● Work instructions: Every entry must be echoed exactly.

● Provided information:
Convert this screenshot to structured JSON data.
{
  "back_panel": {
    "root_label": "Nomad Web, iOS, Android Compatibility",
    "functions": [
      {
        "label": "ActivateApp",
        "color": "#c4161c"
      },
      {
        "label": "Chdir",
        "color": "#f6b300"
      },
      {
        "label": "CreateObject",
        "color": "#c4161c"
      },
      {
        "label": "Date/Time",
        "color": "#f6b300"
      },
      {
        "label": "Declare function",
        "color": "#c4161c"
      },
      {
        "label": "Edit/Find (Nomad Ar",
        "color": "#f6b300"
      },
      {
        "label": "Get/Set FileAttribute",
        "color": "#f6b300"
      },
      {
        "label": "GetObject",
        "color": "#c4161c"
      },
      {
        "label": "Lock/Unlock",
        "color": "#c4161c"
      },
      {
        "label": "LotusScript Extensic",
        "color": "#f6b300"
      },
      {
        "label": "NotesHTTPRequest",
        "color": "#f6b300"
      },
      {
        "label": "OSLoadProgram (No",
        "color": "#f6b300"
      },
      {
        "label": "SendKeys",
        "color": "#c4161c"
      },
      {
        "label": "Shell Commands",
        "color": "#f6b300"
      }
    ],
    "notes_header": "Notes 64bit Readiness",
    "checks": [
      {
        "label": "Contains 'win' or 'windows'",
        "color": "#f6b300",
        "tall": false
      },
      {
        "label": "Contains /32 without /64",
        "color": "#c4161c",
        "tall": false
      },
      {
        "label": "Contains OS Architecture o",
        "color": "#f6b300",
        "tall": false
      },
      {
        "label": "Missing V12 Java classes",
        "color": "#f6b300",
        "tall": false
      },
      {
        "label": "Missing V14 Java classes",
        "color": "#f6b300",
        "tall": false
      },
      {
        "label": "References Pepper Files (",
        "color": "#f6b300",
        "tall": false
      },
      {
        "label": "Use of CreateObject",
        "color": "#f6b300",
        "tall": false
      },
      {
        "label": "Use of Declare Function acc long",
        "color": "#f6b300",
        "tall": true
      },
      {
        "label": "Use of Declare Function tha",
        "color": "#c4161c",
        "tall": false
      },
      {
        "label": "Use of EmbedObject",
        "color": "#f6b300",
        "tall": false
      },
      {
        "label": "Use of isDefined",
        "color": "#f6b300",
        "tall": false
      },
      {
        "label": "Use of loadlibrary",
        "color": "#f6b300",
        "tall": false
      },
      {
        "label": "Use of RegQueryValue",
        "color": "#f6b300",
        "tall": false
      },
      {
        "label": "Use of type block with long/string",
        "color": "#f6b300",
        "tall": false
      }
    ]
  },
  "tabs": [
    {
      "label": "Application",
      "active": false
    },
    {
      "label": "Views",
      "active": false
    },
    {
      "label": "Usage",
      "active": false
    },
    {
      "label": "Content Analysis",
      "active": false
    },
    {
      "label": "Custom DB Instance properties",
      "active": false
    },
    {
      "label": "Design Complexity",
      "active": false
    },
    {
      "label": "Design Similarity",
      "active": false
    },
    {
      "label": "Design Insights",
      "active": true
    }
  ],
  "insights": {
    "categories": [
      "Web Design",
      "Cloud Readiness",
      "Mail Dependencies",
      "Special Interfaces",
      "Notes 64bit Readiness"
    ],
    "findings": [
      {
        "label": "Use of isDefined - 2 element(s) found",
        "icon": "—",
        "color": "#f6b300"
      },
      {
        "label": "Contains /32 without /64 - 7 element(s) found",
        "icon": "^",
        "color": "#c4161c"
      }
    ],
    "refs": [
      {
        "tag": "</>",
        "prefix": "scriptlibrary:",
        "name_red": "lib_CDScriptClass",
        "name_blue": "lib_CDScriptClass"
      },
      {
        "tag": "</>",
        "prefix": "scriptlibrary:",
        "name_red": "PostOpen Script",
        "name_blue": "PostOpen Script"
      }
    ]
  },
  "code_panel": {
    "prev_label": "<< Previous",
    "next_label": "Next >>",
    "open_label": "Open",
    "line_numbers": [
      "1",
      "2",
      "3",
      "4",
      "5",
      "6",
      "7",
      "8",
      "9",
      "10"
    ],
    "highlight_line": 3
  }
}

● Output for this task:
Convert this screenshot to structured JSON data.
{
  "back_panel": {
    "root_label": "Nomad Web, iOS, Android Compatibility",
    "functions": [
      {
        "label": "ActivateApp",
        "color": "#c4161c"
      },
      {
        "label": "Chdir",
        "color": "#f6b300"
      },
      {
        "label": "CreateObject",
        "color": "#c4161c"
      },
      {
        "label": "Date/Time",
        "color": "#f6b300"
      },
      {
        "label": "Declare function",
        "color": "#c4161c"
      },
      {
        "label": "Edit/Find (Nomad Ar",
        "color": "#f6b300"
      },
      {
        "label": "Get/Set FileAttribute",
        "color": "#f6b300"
      },
      {
        "label": "GetObject",
        "color": "#c4161c"
      },
      {
        "label": "Lock/Unlock",
        "color": "#c4161c"
      },
      {
        "label": "LotusScript Extensic",
        "color": "#f6b300"
      },
      {
        "label": "NotesHTTPRequest",
        "color": "#f6b300"
      },
      {
        "label": "OSLoadProgram (No",
        "color": "#f6b300"
      },
      {
        "label": "SendKeys",
        "color": "#c4161c"
      },
      {
        "label": "Shell Commands",
        "color": "#f6b300"
      }
    ],
    "notes_header": "Notes 64bit Readiness",
    "checks": [
      {
        "label": "Contains 'win' or 'windows'",
        "color": "#f6b300",
        "tall": false
      },
      {
        "label": "Contains /32 without /64",
        "color": "#c4161c",
        "tall": false
      },
      {
        "label": "Contains OS Architecture o",
        "color": "#f6b300",
        "tall": false
      },
      {
        "label": "Missing V12 Java classes",
        "color": "#f6b300",
        "tall": false
      },
      {
        "label": "Missing V14 Java classes",
        "color": "#f6b300",
        "tall": false
      },
      {
        "label": "References Pepper Files (",
        "color": "#f6b300",
        "tall": false
      },
      {
        "label": "Use of CreateObject",
        "color": "#f6b300",
        "tall": false
      },
      {
        "label": "Use of Declare Function acc long",
        "color": "#f6b300",
        "tall": true
      },
      {
        "label": "Use of Declare Function tha",
        "color": "#c4161c",
        "tall": false
      },
      {
        "label": "Use of EmbedObject",
        "color": "#f6b300",
        "tall": false
      },
      {
        "label": "Use of isDefined",
        "color": "#f6b300",
        "tall": false
      },
      {
        "label": "Use of loadlibrary",
        "color": "#f6b300",
        "tall": false
      },
      {
        "label": "Use of RegQueryValue",
        "color": "#f6b300",
        "tall": false
      },
      {
        "label": "Use of type block with long/string",
        "color": "#f6b300",
        "tall": false
      }
    ]
  },
  "tabs": [
    {
      "label": "Application",
      "active": false
    },
    {
      "label": "Views",
      "active": false
    },
    {
      "label": "Usage",
      "active": false
    },
    {
      "label": "Content Analysis",
      "active": false
    },
    {
      "label": "Custom DB Instance properties",
      "active": false
    },
    {
      "label": "Design Complexity",
      "active": false
    },
    {
      "label": "Design Similarity",
      "active": false
    },
    {
      "label": "Design Insights",
      "active": true
    }
  ],
  "insights": {
    "categories": [
      "Web Design",
      "Cloud Readiness",
      "Mail Dependencies",
      "Special Interfaces",
      "Notes 64bit Readiness"
    ],
    "findings": [
      {
        "label": "Use of isDefined - 2 element(s) found",
        "icon": "—",
        "color": "#f6b300"
      },
      {
        "label": "Contains /32 without /64 - 7 element(s) found",
        "icon": "^",
        "color": "#c4161c"
      }
    ],
    "refs": [
      {
        "tag": "</>",
        "prefix": "scriptlibrary:",
        "name_red": "lib_CDScriptClass",
        "name_blue": "lib_CDScriptClass"
      },
      {
        "tag": "</>",
        "prefix": "scriptlibrary:",
        "name_red": "PostOpen Script",
        "name_blue": "PostOpen Script"
      }
    ]
  },
  "code_panel": {
    "prev_label": "<< Previous",
    "next_label": "Next >>",
    "open_label": "Open",
    "line_numbers": [
      "1",
      "2",
      "3",
      "4",
      "5",
      "6",
      "7",
      "8",
      "9",
      "10"
    ],
    "highlight_line": 3
  }
}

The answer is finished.